• **SHORT PROBLEM**: Print the data exactly, leaving nothing out.

(Stored entries)
◇ ◇ ◇ ◇

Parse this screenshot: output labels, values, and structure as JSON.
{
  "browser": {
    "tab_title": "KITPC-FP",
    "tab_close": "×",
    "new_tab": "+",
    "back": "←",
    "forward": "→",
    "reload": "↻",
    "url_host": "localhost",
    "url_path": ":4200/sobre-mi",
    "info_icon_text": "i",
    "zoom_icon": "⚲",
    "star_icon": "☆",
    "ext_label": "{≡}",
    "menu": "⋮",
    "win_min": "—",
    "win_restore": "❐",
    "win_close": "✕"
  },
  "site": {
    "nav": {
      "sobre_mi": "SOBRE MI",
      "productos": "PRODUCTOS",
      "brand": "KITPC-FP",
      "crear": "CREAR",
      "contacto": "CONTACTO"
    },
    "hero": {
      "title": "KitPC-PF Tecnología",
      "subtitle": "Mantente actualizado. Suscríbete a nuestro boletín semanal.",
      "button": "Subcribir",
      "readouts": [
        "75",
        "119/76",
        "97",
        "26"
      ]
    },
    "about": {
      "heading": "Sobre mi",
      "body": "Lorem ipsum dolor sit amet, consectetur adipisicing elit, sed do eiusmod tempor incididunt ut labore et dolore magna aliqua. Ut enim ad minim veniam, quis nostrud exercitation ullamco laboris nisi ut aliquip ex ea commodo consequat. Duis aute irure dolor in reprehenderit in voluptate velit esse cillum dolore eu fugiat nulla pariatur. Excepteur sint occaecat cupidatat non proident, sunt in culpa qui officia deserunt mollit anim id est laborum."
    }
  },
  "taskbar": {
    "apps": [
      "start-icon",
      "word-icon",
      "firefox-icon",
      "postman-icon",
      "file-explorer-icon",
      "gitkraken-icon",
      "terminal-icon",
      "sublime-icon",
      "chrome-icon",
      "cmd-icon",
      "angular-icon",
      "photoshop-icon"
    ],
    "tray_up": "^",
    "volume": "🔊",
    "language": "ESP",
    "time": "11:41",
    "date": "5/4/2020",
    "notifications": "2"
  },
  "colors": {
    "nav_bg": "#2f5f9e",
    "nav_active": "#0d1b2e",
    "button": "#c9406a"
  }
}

◇ ◇ ◇ ◇

• **TASK RESULT**:
Parse this screenshot: output labels, values, and structure as JSON.
{
  "browser": {
    "tab_title": "KITPC-FP",
    "tab_close": "×",
    "new_tab": "+",
    "back": "←",
    "forward": "→",
    "reload": "↻",
    "url_host": "localhost",
    "url_path": ":4200/sobre-mi",
    "info_icon_text": "i",
    "zoom_icon": "⚲",
    "star_icon": "☆",
    "ext_label": "{≡}",
    "menu": "⋮",
    "win_min": "—",
    "win_restore": "❐",
    "win_close": "✕"
  },
  "site": {
    "nav": {
      "sobre_mi": "SOBRE MI",
      "productos": "PRODUCTOS",
      "brand": "KITPC-FP",
      "crear": "CREAR",
      "contacto": "CONTACTO"
    },
    "hero": {
      "title": "KitPC-PF Tecnología",
      "subtitle": "Mantente actualizado. Suscríbete a nuestro boletín semanal.",
      "button": "Subcribir",
      "readouts": [
        "75",
        "119/76",
        "97",
        "26"
      ]
    },
    "about": {
      "heading": "Sobre mi",
      "body": "Lorem ipsum dolor sit amet, consectetur adipisicing elit, sed do eiusmod tempor incididunt ut labore et dolore magna aliqua. Ut enim ad minim veniam, quis nostrud exercitation ullamco laboris nisi ut aliquip ex ea commodo consequat. Duis aute irure dolor in reprehenderit in voluptate velit esse cillum dolore eu fugiat nulla pariatur. Excepteur sint occaecat cupidatat non proident, sunt in culpa qui officia deserunt mollit anim id est laborum."
    }
  },
  "taskbar": {
    "apps": [
      "start-icon",
      "word-icon",
      "firefox-icon",
      "postman-icon",
      "file-explorer-icon",
      "gitkraken-icon",
      "terminal-icon",
      "sublime-icon",
      "chrome-icon",
      "cmd-icon",
      "angular-icon",
      "photoshop-icon"
    ],
    "tray_up": "^",
    "volume": "🔊",
    "language": "ESP",
    "time": "11:41",
    "date": "5/4/2020",
    "notifications": "2"
  },
  "colors": {
    "nav_bg": "#2f5f9e",
    "nav_active": "#0d1b2e",
    "button": "#c9406a"
  }
}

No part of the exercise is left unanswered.